## WRITTEN TASK
Please transcribe the listing below in full and word for word, without its pictures.

## DATA TO USE
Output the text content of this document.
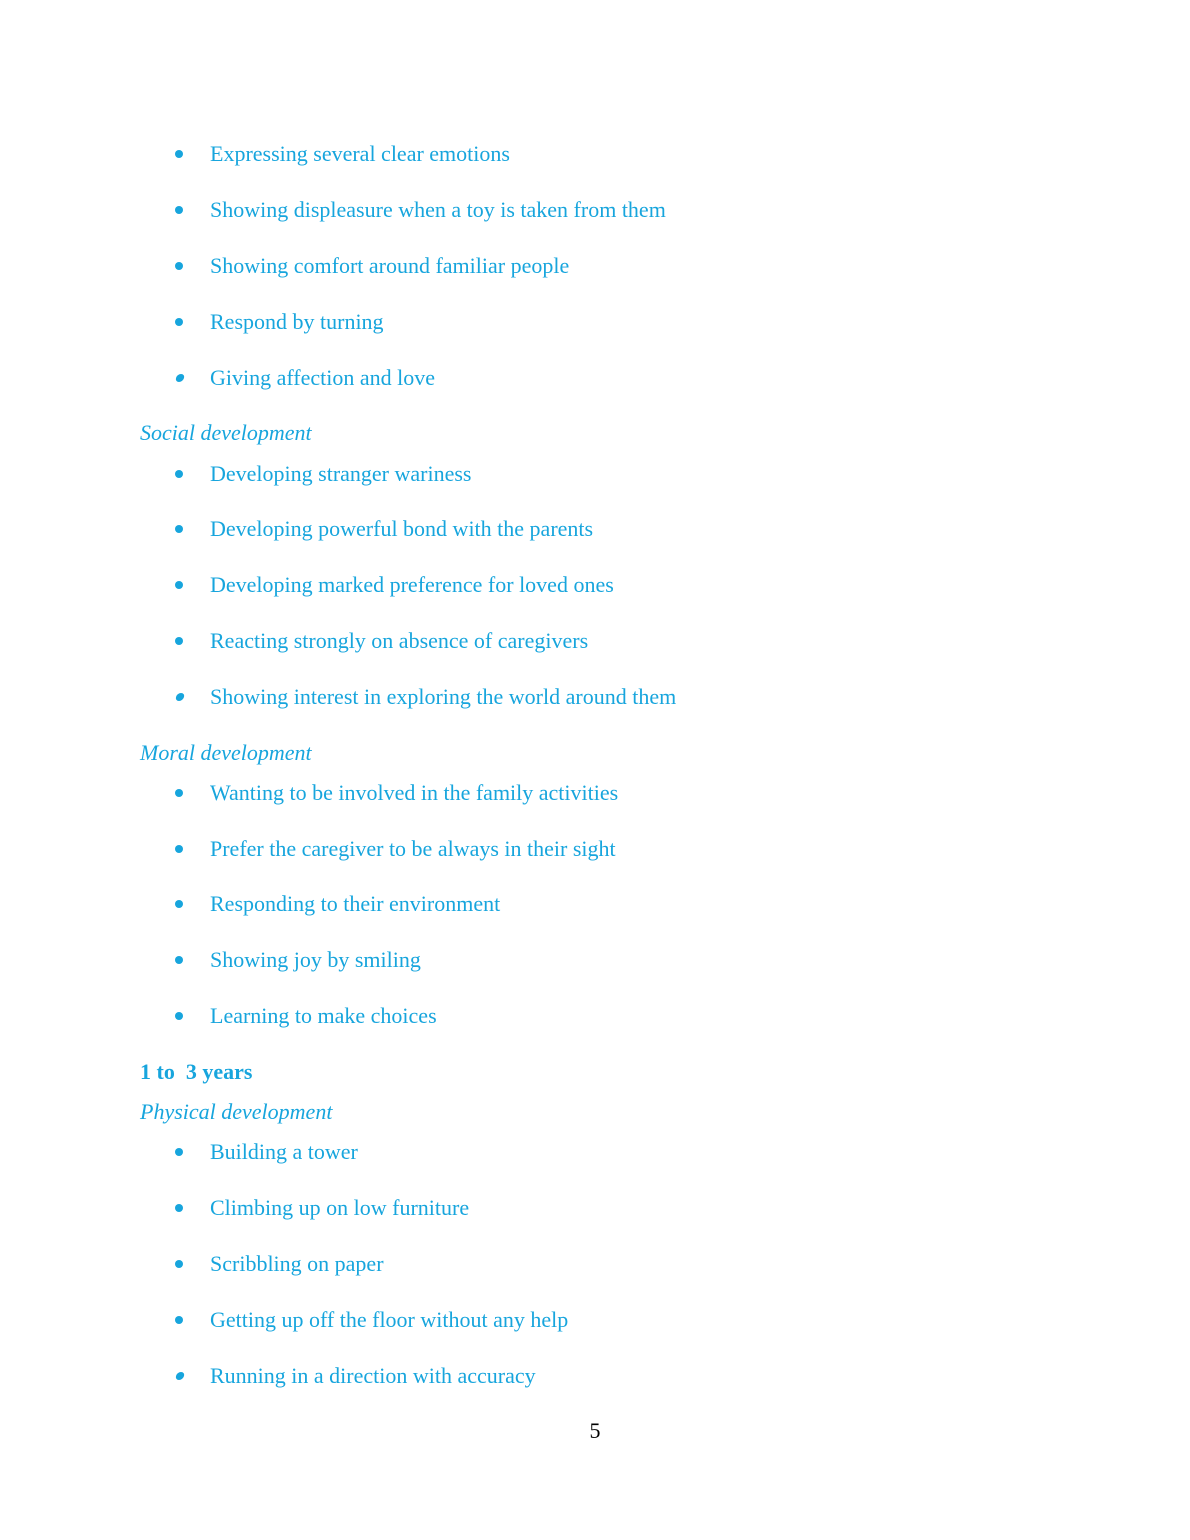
Expressing several clear emotions
Showing displeasure when a toy is taken from them
Showing comfort around familiar people
Respond by turning
Giving affection and love
Social development
Developing stranger wariness
Developing powerful bond with the parents
Developing marked preference for loved ones
Reacting strongly on absence of caregivers
Showing interest in exploring the world around them
Moral development
Wanting to be involved in the family activities
Prefer the caregiver to be always in their sight
Responding to their environment
Showing joy by smiling
Learning to make choices
1 to  3 years
Physical development
Building a tower
Climbing up on low furniture
Scribbling on paper
Getting up off the floor without any help
Running in a direction with accuracy
5
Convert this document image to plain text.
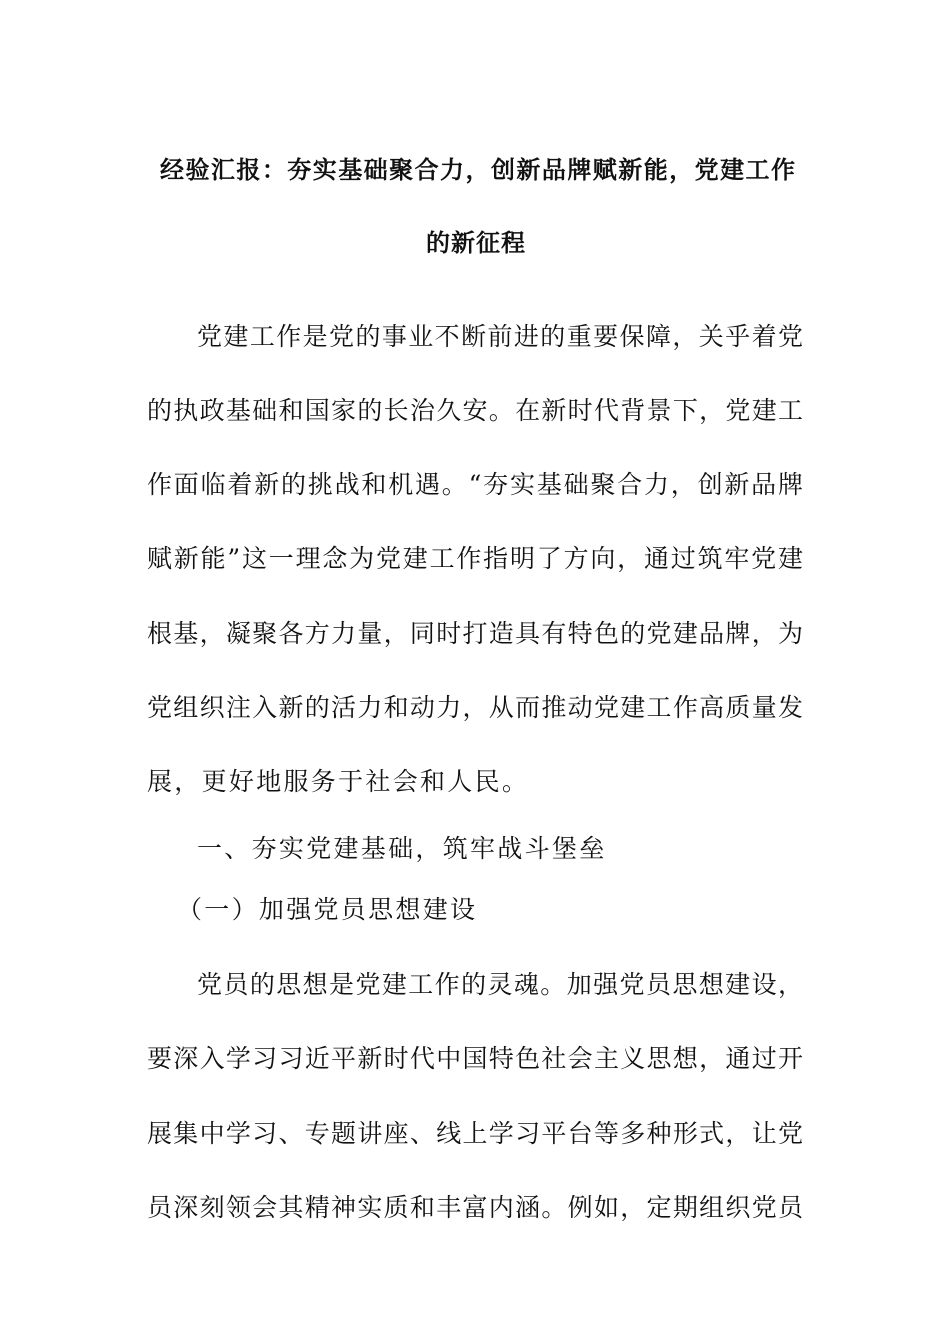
经验汇报：夯实基础聚合力，创新品牌赋新能，党建工作
的新征程
党建工作是党的事业不断前进的重要保障，关乎着党
的执政基础和国家的长治久安。在新时代背景下，党建工
作面临着新的挑战和机遇。“夯实基础聚合力，创新品牌
赋新能”这一理念为党建工作指明了方向，通过筑牢党建
根基，凝聚各方力量，同时打造具有特色的党建品牌，为
党组织注入新的活力和动力，从而推动党建工作高质量发
展，更好地服务于社会和人民。
一、夯实党建基础，筑牢战斗堡垒
（一）加强党员思想建设
党员的思想是党建工作的灵魂。加强党员思想建设，
要深入学习习近平新时代中国特色社会主义思想，通过开
展集中学习、专题讲座、线上学习平台等多种形式，让党
员深刻领会其精神实质和丰富内涵。例如，定期组织党员
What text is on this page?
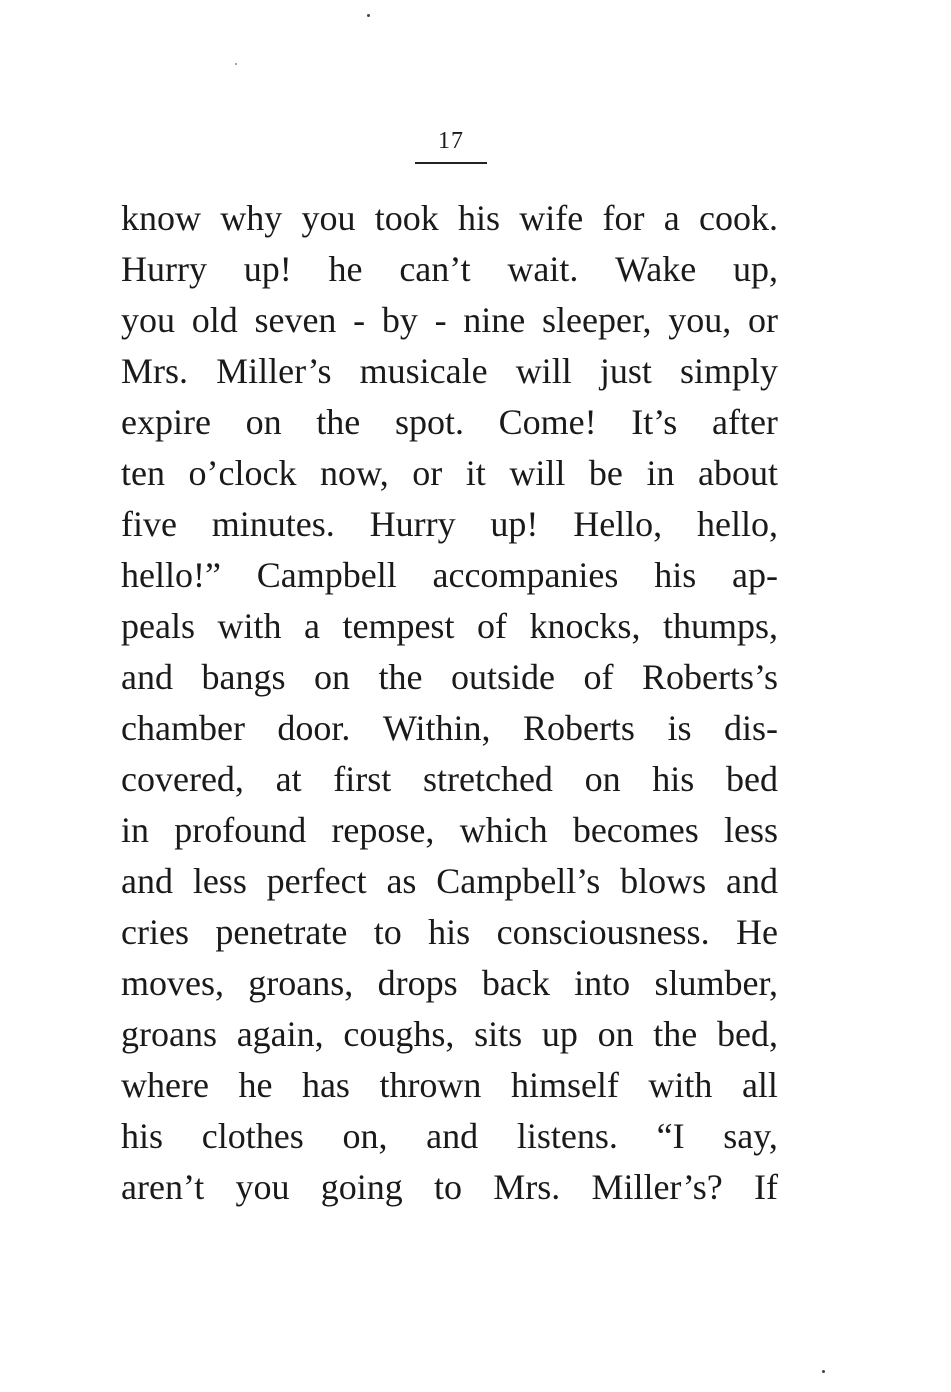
17
know why you took his wife for a cook.
Hurry up! he can’t wait. Wake up,
you old seven - by - nine sleeper, you, or
Mrs. Miller’s musicale will just simply
expire on the spot. Come! It’s after
ten o’clock now, or it will be in about
five minutes. Hurry up! Hello, hello,
hello!” Campbell accompanies his ap-
peals with a tempest of knocks, thumps,
and bangs on the outside of Roberts’s
chamber door. Within, Roberts is dis-
covered, at first stretched on his bed
in profound repose, which becomes less
and less perfect as Campbell’s blows and
cries penetrate to his consciousness. He
moves, groans, drops back into slumber,
groans again, coughs, sits up on the bed,
where he has thrown himself with all
his clothes on, and listens. “I say,
aren’t you going to Mrs. Miller’s? If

## TASK ANSWER
Output the text content of this document.
Expressing several clear emotions
Showing displeasure when a toy is taken from them
Showing comfort around familiar people
Respond by turning
Giving affection and love
Social development
Developing stranger wariness
Developing powerful bond with the parents
Developing marked preference for loved ones
Reacting strongly on absence of caregivers
Showing interest in exploring the world around them
Moral development
Wanting to be involved in the family activities
Prefer the caregiver to be always in their sight
Responding to their environment
Showing joy by smiling
Learning to make choices
1 to  3 years
Physical development
Building a tower
Climbing up on low furniture
Scribbling on paper
Getting up off the floor without any help
Running in a direction with accuracy
5
Convert this document image to plain text.
经验汇报：夯实基础聚合力，创新品牌赋新能，党建工作
的新征程
党建工作是党的事业不断前进的重要保障，关乎着党
的执政基础和国家的长治久安。在新时代背景下，党建工
作面临着新的挑战和机遇。“夯实基础聚合力，创新品牌
赋新能”这一理念为党建工作指明了方向，通过筑牢党建
根基，凝聚各方力量，同时打造具有特色的党建品牌，为
党组织注入新的活力和动力，从而推动党建工作高质量发
展，更好地服务于社会和人民。
一、夯实党建基础，筑牢战斗堡垒
（一）加强党员思想建设
党员的思想是党建工作的灵魂。加强党员思想建设，
要深入学习习近平新时代中国特色社会主义思想，通过开
展集中学习、专题讲座、线上学习平台等多种形式，让党
员深刻领会其精神实质和丰富内涵。例如，定期组织党员
What text is on this page?
17
know why you took his wife for a cook.
Hurry up! he can’t wait. Wake up,
you old seven - by - nine sleeper, you, or
Mrs. Miller’s musicale will just simply
expire on the spot. Come! It’s after
ten o’clock now, or it will be in about
five minutes. Hurry up! Hello, hello,
hello!” Campbell accompanies his ap-
peals with a tempest of knocks, thumps,
and bangs on the outside of Roberts’s
chamber door. Within, Roberts is dis-
covered, at first stretched on his bed
in profound repose, which becomes less
and less perfect as Campbell’s blows and
cries penetrate to his consciousness. He
moves, groans, drops back into slumber,
groans again, coughs, sits up on the bed,
where he has thrown himself with all
his clothes on, and listens. “I say,
aren’t you going to Mrs. Miller’s? If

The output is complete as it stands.